Challenge A
In the bylaws passage, how often must the Board of Directors review the compensation that the President fixes for the other officers?

Text passage
==*==
The compensation of the other officers of the Corporation may be fixed
by the President, although such compensation shall be reviewed at least
annually by the Board of Directors and may be altered by the

16



Board of Directors.  No officer shall be prevented from receiving such
compensation by reason of the fact that he is also a director of the
Corporation.


ARTICLE VI

Clerks, Agents and Employees

The Board of Directors may appoint, from time to time, such
clerks, agents and employees as it may deem advisable for the prompt and
orderly transaction of the business of the Corporation, define their
duties, fix the salaries to be paid them and dismiss them.  Subject to
the authority of the Board of Directors, the President, or any other
officer of the Corporation authorized by him, may appoint and dismiss
all or any of such clerks, agents and employees and prescribe their
duties and the conditions of their employment, and from time to time fix
their compensation.
==*==
Information shown
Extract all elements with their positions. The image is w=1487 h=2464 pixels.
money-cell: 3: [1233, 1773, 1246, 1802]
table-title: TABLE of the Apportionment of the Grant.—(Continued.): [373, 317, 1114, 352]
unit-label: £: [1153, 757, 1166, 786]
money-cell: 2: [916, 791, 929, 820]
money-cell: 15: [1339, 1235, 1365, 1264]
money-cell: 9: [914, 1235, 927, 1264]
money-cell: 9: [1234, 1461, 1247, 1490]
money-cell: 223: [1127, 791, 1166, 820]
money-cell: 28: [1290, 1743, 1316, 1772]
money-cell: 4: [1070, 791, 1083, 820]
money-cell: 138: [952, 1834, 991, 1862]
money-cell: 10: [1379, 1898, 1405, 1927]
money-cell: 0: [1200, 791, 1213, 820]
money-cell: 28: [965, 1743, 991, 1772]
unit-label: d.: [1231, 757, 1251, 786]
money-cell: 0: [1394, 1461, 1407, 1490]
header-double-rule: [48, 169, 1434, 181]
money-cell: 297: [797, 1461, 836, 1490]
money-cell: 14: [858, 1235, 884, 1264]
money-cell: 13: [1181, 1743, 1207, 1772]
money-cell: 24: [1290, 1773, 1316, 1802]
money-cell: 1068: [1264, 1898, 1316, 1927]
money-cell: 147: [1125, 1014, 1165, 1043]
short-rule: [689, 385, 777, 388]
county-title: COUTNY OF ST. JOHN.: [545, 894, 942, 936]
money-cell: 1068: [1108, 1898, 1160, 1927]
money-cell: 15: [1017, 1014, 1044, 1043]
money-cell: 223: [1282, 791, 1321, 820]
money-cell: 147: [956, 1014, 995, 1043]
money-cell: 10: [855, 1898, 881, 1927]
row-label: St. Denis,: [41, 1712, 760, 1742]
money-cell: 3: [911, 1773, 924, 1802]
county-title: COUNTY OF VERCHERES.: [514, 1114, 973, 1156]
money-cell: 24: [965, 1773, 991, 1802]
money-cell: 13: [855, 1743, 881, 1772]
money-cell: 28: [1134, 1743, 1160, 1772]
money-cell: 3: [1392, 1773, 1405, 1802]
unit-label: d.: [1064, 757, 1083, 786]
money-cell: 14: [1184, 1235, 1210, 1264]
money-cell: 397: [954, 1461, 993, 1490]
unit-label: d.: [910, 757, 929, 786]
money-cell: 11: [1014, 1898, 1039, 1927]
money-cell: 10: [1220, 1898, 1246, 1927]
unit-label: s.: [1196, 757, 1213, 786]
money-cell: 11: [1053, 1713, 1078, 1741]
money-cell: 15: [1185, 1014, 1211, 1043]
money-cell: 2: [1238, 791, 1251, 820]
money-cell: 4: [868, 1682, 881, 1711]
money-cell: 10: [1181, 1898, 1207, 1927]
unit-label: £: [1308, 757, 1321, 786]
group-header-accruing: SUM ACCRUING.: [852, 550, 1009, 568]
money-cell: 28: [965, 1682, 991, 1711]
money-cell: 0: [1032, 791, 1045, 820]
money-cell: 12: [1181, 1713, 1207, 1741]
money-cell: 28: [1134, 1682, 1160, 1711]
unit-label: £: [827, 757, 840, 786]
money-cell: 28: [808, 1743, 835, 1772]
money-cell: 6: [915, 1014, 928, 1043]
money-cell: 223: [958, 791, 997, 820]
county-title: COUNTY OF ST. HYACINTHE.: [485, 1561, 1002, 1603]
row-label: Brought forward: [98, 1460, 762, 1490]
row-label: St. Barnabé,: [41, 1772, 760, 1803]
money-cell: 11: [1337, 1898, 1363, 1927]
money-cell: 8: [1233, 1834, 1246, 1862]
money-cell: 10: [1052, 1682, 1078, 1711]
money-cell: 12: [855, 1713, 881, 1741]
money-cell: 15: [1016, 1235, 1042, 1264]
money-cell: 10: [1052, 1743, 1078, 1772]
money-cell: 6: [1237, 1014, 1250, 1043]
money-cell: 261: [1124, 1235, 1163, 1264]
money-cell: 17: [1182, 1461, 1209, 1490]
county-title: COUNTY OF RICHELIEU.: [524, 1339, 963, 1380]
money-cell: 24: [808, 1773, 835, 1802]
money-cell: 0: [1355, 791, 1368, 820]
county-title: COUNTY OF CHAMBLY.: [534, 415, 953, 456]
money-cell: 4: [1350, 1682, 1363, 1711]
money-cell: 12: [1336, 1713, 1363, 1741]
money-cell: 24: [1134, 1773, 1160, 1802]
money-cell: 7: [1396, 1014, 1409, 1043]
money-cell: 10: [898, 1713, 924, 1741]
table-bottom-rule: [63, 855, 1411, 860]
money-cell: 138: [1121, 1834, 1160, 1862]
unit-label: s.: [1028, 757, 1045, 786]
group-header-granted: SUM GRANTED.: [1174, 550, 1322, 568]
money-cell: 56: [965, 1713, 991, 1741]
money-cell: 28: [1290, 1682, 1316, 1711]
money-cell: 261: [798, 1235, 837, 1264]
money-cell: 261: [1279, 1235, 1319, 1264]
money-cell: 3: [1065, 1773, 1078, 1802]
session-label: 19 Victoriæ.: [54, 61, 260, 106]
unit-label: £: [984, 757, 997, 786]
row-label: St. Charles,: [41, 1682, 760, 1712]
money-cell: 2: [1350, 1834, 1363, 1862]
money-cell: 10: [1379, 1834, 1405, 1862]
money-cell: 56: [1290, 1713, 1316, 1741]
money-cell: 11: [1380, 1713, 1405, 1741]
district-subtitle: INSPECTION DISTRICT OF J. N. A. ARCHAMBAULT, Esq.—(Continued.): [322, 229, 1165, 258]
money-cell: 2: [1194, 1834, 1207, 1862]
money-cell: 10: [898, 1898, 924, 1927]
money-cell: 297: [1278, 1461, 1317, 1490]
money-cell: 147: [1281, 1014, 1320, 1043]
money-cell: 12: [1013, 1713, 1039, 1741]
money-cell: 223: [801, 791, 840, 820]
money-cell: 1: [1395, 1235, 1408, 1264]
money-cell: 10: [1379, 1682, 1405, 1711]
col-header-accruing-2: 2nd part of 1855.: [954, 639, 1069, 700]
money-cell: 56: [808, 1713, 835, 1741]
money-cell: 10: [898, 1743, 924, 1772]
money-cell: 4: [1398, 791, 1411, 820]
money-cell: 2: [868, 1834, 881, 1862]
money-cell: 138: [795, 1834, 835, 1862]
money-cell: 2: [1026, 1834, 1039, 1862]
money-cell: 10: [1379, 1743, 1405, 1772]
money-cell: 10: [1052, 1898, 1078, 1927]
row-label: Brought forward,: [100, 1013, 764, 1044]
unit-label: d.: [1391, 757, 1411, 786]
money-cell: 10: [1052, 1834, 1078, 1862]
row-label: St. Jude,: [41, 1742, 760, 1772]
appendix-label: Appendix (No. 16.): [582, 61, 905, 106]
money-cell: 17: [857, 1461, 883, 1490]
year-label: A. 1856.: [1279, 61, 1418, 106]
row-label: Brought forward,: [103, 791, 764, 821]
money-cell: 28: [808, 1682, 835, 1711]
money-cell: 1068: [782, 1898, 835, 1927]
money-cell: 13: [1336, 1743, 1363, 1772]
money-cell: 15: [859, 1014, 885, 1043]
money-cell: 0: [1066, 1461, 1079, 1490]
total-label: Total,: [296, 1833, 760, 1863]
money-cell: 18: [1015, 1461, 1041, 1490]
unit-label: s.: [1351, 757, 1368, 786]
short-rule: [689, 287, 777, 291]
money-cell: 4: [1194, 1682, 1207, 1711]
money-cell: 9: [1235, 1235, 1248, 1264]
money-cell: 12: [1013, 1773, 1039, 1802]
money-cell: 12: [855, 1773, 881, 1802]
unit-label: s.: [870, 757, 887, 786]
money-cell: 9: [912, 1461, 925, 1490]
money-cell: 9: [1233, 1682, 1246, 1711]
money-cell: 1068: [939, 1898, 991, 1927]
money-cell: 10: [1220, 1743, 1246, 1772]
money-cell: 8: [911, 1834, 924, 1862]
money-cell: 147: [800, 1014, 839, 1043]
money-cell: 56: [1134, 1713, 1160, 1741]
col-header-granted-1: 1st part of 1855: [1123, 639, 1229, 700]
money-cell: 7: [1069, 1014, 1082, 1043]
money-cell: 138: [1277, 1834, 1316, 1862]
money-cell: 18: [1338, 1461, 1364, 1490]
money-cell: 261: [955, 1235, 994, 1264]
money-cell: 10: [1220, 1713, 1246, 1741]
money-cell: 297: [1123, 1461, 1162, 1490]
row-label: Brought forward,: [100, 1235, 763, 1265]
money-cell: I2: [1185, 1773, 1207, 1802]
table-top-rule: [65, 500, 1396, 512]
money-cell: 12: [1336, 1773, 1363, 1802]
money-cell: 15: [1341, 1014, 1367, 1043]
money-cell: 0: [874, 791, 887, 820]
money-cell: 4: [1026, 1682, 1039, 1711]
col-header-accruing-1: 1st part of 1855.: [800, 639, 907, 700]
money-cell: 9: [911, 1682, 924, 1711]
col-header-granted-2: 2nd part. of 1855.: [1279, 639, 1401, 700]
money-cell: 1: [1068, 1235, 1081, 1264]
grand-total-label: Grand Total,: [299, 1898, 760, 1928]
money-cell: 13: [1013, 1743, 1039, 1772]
==*==
Challenge B
Count the lines of the listing that contain the string "Total", treating case as significant, and give only the number.

Correct answer A
At least annually.

Correct answer B
2